─── Stored rows ───

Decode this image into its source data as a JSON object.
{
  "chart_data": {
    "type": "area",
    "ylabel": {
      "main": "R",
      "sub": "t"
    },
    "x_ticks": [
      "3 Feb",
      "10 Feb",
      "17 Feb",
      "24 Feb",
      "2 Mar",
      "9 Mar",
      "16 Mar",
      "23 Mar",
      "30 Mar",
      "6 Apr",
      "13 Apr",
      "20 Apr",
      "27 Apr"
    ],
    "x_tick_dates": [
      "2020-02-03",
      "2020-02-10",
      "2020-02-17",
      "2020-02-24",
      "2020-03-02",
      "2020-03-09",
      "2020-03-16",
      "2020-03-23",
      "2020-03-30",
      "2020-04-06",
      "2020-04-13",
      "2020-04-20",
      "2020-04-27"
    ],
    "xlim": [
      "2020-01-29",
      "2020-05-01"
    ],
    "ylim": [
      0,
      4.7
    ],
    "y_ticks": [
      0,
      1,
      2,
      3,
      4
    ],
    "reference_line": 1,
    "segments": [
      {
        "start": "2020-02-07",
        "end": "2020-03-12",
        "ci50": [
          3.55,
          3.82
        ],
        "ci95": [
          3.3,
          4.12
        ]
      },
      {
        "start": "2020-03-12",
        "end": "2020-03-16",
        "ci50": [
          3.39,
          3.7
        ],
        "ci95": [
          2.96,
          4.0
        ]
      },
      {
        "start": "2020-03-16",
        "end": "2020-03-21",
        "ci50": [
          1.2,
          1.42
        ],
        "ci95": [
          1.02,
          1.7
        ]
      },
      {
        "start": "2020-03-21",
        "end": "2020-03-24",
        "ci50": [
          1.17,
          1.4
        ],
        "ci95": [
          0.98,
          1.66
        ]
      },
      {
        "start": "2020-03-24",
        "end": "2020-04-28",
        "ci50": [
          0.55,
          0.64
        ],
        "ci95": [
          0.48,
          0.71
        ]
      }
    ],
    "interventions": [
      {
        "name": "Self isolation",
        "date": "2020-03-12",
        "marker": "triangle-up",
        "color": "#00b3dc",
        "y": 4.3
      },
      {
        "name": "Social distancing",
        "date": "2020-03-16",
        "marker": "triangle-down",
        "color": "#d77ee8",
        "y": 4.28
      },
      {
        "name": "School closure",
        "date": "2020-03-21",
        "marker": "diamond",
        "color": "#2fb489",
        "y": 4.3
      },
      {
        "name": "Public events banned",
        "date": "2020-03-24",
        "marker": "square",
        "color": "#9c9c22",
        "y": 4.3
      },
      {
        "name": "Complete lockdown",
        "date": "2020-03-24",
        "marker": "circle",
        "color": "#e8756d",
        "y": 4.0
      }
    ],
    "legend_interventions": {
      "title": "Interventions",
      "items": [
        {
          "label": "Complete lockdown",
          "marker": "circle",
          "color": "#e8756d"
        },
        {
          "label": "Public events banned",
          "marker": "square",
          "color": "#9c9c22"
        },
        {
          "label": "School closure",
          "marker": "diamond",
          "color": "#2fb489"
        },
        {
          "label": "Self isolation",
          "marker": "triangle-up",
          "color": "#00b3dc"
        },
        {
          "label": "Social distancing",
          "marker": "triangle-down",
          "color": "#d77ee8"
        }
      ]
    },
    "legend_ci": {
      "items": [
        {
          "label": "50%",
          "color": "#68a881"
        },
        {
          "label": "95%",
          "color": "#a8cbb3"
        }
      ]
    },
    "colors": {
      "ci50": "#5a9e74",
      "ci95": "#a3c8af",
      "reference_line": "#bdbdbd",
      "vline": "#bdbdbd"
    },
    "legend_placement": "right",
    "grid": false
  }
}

───

**Description of the task**: Set down the listing in full, keeping every word exactly as it is.

**Solution to this problem**:
Decode this image into its source data as a JSON object.
{
  "chart_data": {
    "type": "area",
    "ylabel": {
      "main": "R",
      "sub": "t"
    },
    "x_ticks": [
      "3 Feb",
      "10 Feb",
      "17 Feb",
      "24 Feb",
      "2 Mar",
      "9 Mar",
      "16 Mar",
      "23 Mar",
      "30 Mar",
      "6 Apr",
      "13 Apr",
      "20 Apr",
      "27 Apr"
    ],
    "x_tick_dates": [
      "2020-02-03",
      "2020-02-10",
      "2020-02-17",
      "2020-02-24",
      "2020-03-02",
      "2020-03-09",
      "2020-03-16",
      "2020-03-23",
      "2020-03-30",
      "2020-04-06",
      "2020-04-13",
      "2020-04-20",
      "2020-04-27"
    ],
    "xlim": [
      "2020-01-29",
      "2020-05-01"
    ],
    "ylim": [
      0,
      4.7
    ],
    "y_ticks": [
      0,
      1,
      2,
      3,
      4
    ],
    "reference_line": 1,
    "segments": [
      {
        "start": "2020-02-07",
        "end": "2020-03-12",
        "ci50": [
          3.55,
          3.82
        ],
        "ci95": [
          3.3,
          4.12
        ]
      },
      {
        "start": "2020-03-12",
        "end": "2020-03-16",
        "ci50": [
          3.39,
          3.7
        ],
        "ci95": [
          2.96,
          4.0
        ]
      },
      {
        "start": "2020-03-16",
        "end": "2020-03-21",
        "ci50": [
          1.2,
          1.42
        ],
        "ci95": [
          1.02,
          1.7
        ]
      },
      {
        "start": "2020-03-21",
        "end": "2020-03-24",
        "ci50": [
          1.17,
          1.4
        ],
        "ci95": [
          0.98,
          1.66
        ]
      },
      {
        "start": "2020-03-24",
        "end": "2020-04-28",
        "ci50": [
          0.55,
          0.64
        ],
        "ci95": [
          0.48,
          0.71
        ]
      }
    ],
    "interventions": [
      {
        "name": "Self isolation",
        "date": "2020-03-12",
        "marker": "triangle-up",
        "color": "#00b3dc",
        "y": 4.3
      },
      {
        "name": "Social distancing",
        "date": "2020-03-16",
        "marker": "triangle-down",
        "color": "#d77ee8",
        "y": 4.28
      },
      {
        "name": "School closure",
        "date": "2020-03-21",
        "marker": "diamond",
        "color": "#2fb489",
        "y": 4.3
      },
      {
        "name": "Public events banned",
        "date": "2020-03-24",
        "marker": "square",
        "color": "#9c9c22",
        "y": 4.3
      },
      {
        "name": "Complete lockdown",
        "date": "2020-03-24",
        "marker": "circle",
        "color": "#e8756d",
        "y": 4.0
      }
    ],
    "legend_interventions": {
      "title": "Interventions",
      "items": [
        {
          "label": "Complete lockdown",
          "marker": "circle",
          "color": "#e8756d"
        },
        {
          "label": "Public events banned",
          "marker": "square",
          "color": "#9c9c22"
        },
        {
          "label": "School closure",
          "marker": "diamond",
          "color": "#2fb489"
        },
        {
          "label": "Self isolation",
          "marker": "triangle-up",
          "color": "#00b3dc"
        },
        {
          "label": "Social distancing",
          "marker": "triangle-down",
          "color": "#d77ee8"
        }
      ]
    },
    "legend_ci": {
      "items": [
        {
          "label": "50%",
          "color": "#68a881"
        },
        {
          "label": "95%",
          "color": "#a8cbb3"
        }
      ]
    },
    "colors": {
      "ci50": "#5a9e74",
      "ci95": "#a3c8af",
      "reference_line": "#bdbdbd",
      "vline": "#bdbdbd"
    },
    "legend_placement": "right",
    "grid": false
  }
}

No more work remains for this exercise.